Task prompt:
Scan the listing that follows and report how many lines contain "Никита". Write the number alone.
** START Entries supplied **
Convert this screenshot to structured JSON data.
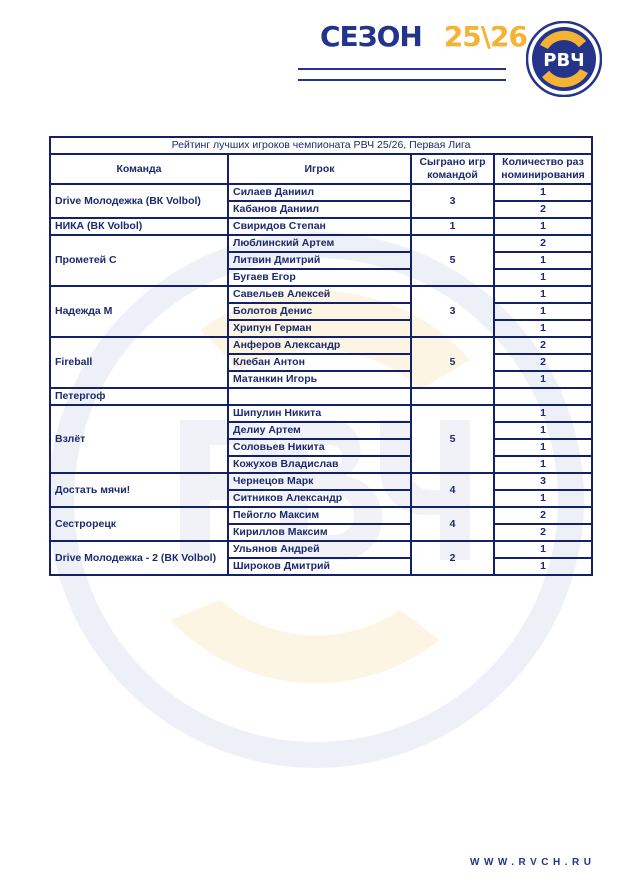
{
  "header": {
    "season_word": "СЕЗОН",
    "season_year": "25\\26",
    "logo_text": "РВЧ"
  },
  "colors": {
    "navy": "#1c2a6e",
    "gold": "#f5b335"
  },
  "table": {
    "title": "Рейтинг лучших игроков чемпионата РВЧ 25/26, Первая Лига",
    "columns": [
      "Команда",
      "Игрок",
      "Сыграно игр командой",
      "Количество раз номинирования"
    ],
    "teams": [
      {
        "team": "Drive Молодежка (ВК Volbol)",
        "games": "3",
        "players": [
          {
            "name": "Силаев Даниил",
            "noms": "1"
          },
          {
            "name": "Кабанов Даниил",
            "noms": "2"
          }
        ]
      },
      {
        "team": "НИКА (ВК Volbol)",
        "games": "1",
        "players": [
          {
            "name": "Свиридов Степан",
            "noms": "1"
          }
        ]
      },
      {
        "team": "Прометей С",
        "games": "5",
        "players": [
          {
            "name": "Люблинский Артем",
            "noms": "2"
          },
          {
            "name": "Литвин Дмитрий",
            "noms": "1"
          },
          {
            "name": "Бугаев Егор",
            "noms": "1"
          }
        ]
      },
      {
        "team": "Надежда М",
        "games": "3",
        "players": [
          {
            "name": "Савельев Алексей",
            "noms": "1"
          },
          {
            "name": "Болотов Денис",
            "noms": "1"
          },
          {
            "name": "Хрипун Герман",
            "noms": "1"
          }
        ]
      },
      {
        "team": "Fireball",
        "games": "5",
        "players": [
          {
            "name": "Анферов Александр",
            "noms": "2"
          },
          {
            "name": "Клебан Антон",
            "noms": "2"
          },
          {
            "name": "Матанкин Игорь",
            "noms": "1"
          }
        ]
      },
      {
        "team": "Петергоф",
        "games": "",
        "players": [
          {
            "name": "",
            "noms": ""
          }
        ]
      },
      {
        "team": "Взлёт",
        "games": "5",
        "players": [
          {
            "name": "Шипулин Никита",
            "noms": "1"
          },
          {
            "name": "Делиу Артем",
            "noms": "1"
          },
          {
            "name": "Соловьев Никита",
            "noms": "1"
          },
          {
            "name": "Кожухов Владислав",
            "noms": "1"
          }
        ]
      },
      {
        "team": "Достать мячи!",
        "games": "4",
        "players": [
          {
            "name": "Чернецов Марк",
            "noms": "3"
          },
          {
            "name": "Ситников Александр",
            "noms": "1"
          }
        ]
      },
      {
        "team": "Сестрорецк",
        "games": "4",
        "players": [
          {
            "name": "Пейогло Максим",
            "noms": "2"
          },
          {
            "name": "Кириллов Максим",
            "noms": "2"
          }
        ]
      },
      {
        "team": "Drive Молодежка - 2 (ВК Volbol)",
        "games": "2",
        "players": [
          {
            "name": "Ульянов Андрей",
            "noms": "1"
          },
          {
            "name": "Широков Дмитрий",
            "noms": "1"
          }
        ]
      }
    ]
  },
  "footer": {
    "url": "WWW.RVCH.RU"
  }
}
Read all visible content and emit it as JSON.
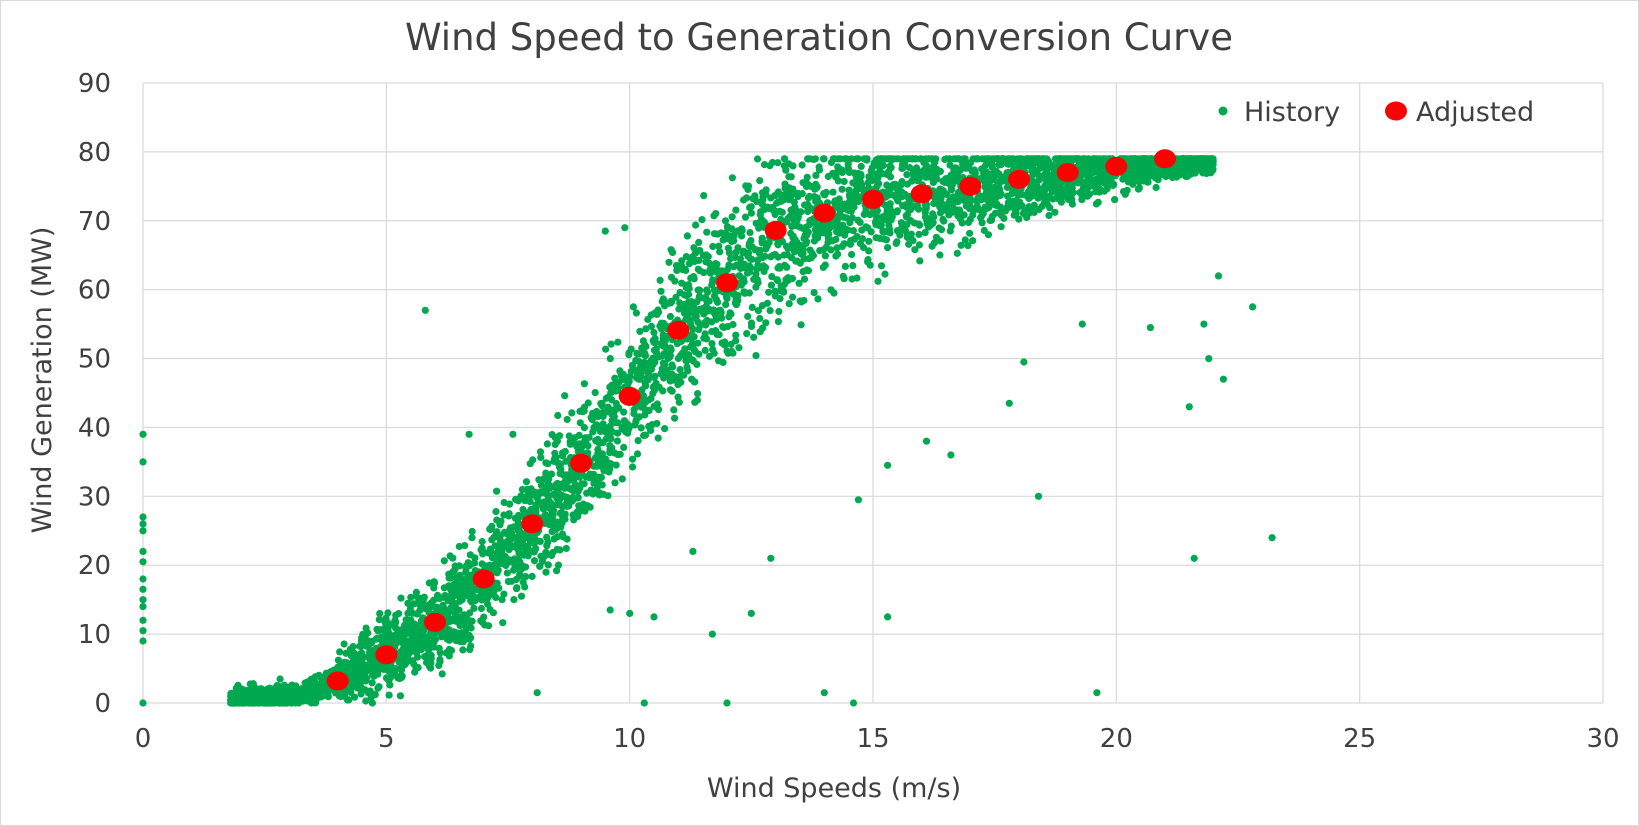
** END Entries supplied **
Expected answer:
2